● Task details: Repeat every record below exactly, leaving out the pictures.

● Records for this task:

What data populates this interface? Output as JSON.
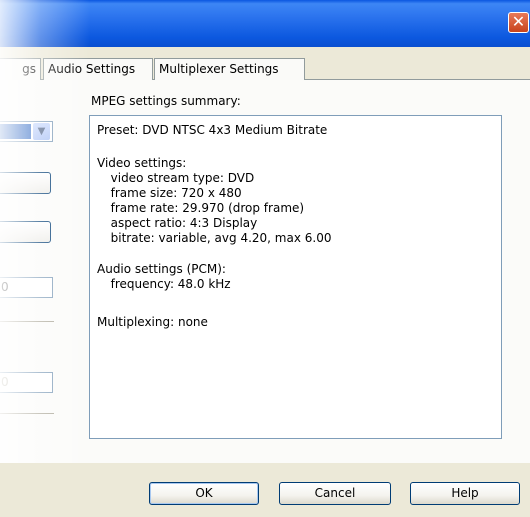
{
  "window": {
    "close_symbol": "✕"
  },
  "tabs": [
    {
      "label": "gs"
    },
    {
      "label": "Audio Settings"
    },
    {
      "label": "Multiplexer Settings"
    }
  ],
  "summary": {
    "label": "MPEG settings summary:",
    "lines": [
      "Preset: DVD NTSC 4x3 Medium Bitrate",
      "",
      "Video settings:",
      "  video stream type: DVD",
      "  frame size: 720 x 480",
      "  frame rate: 29.970 (drop frame)",
      "  aspect ratio: 4:3 Display",
      "  bitrate: variable, avg 4.20, max 6.00",
      "",
      "Audio settings (PCM):",
      "  frequency: 48.0 kHz",
      "",
      "Multiplexing: none"
    ]
  },
  "left_controls": {
    "field1_value": "0",
    "field2_value": "0"
  },
  "buttons": {
    "ok": "OK",
    "cancel": "Cancel",
    "help": "Help"
  },
  "icons": {
    "close": "close-icon",
    "dropdown": "chevron-down-icon"
  },
  "colors": {
    "titlebar": "#0c58df",
    "selection": "#316ac5",
    "border": "#7f9db9"
  }
}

● Response for this exercise:
What data populates this interface? Output as JSON.
{
  "window": {
    "close_symbol": "✕"
  },
  "tabs": [
    {
      "label": "gs"
    },
    {
      "label": "Audio Settings"
    },
    {
      "label": "Multiplexer Settings"
    }
  ],
  "summary": {
    "label": "MPEG settings summary:",
    "lines": [
      "Preset: DVD NTSC 4x3 Medium Bitrate",
      "",
      "Video settings:",
      "  video stream type: DVD",
      "  frame size: 720 x 480",
      "  frame rate: 29.970 (drop frame)",
      "  aspect ratio: 4:3 Display",
      "  bitrate: variable, avg 4.20, max 6.00",
      "",
      "Audio settings (PCM):",
      "  frequency: 48.0 kHz",
      "",
      "Multiplexing: none"
    ]
  },
  "left_controls": {
    "field1_value": "0",
    "field2_value": "0"
  },
  "buttons": {
    "ok": "OK",
    "cancel": "Cancel",
    "help": "Help"
  },
  "icons": {
    "close": "close-icon",
    "dropdown": "chevron-down-icon"
  },
  "colors": {
    "titlebar": "#0c58df",
    "selection": "#316ac5",
    "border": "#7f9db9"
  }
}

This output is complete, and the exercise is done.